:: Records provided ::
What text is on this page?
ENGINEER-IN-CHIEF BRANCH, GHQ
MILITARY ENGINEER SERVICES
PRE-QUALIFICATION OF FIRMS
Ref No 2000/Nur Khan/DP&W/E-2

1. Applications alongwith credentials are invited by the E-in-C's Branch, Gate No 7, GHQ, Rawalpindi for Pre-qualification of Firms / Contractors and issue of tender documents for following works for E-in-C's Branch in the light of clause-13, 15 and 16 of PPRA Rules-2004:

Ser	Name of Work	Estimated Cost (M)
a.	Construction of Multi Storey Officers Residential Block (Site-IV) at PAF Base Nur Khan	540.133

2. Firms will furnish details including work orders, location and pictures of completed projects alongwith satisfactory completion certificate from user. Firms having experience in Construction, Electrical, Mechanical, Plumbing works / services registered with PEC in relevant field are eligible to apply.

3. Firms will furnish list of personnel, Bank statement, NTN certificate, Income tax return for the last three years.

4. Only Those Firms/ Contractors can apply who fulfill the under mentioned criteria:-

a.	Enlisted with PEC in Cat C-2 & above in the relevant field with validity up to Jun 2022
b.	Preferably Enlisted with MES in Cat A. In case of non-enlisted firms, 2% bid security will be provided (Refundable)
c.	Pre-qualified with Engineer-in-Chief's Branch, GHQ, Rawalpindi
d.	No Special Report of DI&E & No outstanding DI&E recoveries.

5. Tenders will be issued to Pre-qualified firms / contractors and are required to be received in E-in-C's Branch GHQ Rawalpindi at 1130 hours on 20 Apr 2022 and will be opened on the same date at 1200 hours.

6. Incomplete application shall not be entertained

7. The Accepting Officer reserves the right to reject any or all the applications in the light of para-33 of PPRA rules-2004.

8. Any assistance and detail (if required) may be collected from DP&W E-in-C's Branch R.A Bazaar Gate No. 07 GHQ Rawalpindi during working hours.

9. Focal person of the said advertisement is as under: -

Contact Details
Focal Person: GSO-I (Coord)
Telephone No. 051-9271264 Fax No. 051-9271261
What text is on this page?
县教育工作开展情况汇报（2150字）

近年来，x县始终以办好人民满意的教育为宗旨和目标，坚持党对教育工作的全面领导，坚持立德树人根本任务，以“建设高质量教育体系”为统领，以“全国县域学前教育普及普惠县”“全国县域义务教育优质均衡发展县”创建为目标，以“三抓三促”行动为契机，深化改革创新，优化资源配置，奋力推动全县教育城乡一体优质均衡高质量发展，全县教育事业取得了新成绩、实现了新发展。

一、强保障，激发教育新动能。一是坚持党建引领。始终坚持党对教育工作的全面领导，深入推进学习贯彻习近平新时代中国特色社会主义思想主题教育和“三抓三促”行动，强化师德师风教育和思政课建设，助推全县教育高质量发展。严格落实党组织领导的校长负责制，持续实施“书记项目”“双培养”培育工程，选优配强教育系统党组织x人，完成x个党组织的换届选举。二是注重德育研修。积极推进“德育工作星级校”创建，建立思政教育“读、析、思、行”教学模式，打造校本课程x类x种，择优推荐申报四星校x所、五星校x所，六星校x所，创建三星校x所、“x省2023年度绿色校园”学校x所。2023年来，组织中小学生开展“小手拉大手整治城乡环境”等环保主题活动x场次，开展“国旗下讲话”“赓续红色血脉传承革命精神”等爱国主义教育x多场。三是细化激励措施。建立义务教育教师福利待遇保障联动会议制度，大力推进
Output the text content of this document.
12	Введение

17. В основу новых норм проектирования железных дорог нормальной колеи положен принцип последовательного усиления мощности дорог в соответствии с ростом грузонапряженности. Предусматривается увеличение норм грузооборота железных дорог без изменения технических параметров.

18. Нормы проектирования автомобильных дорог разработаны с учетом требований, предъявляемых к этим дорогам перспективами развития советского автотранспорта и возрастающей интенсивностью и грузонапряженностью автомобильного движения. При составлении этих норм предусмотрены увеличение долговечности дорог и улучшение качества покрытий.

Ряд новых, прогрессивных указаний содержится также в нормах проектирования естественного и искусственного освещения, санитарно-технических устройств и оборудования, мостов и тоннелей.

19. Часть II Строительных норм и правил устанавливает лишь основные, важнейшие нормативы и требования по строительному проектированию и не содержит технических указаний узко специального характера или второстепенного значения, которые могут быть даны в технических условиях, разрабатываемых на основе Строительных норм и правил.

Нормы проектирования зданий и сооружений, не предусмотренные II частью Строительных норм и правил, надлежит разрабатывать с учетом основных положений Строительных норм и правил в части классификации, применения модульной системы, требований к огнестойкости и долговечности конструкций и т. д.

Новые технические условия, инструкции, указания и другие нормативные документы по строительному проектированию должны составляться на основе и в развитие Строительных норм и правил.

:: Your goal ::
Identify and copy the lines holding the word "проектированию".

:: Exercise answer ::
19. Часть II Строительных норм и правил устанавливает лишь основные, важнейшие нормативы и требования по строительному проектированию и не содержит технических указаний узко специального характера или второстепенного значения, которые могут быть даны в технических условиях, разрабатываемых на основе Строительных норм и правил.
Новые технические условия, инструкции, указания и другие нормативные документы по строительному проектированию должны составляться на основе и в развитие Строительных норм и правил.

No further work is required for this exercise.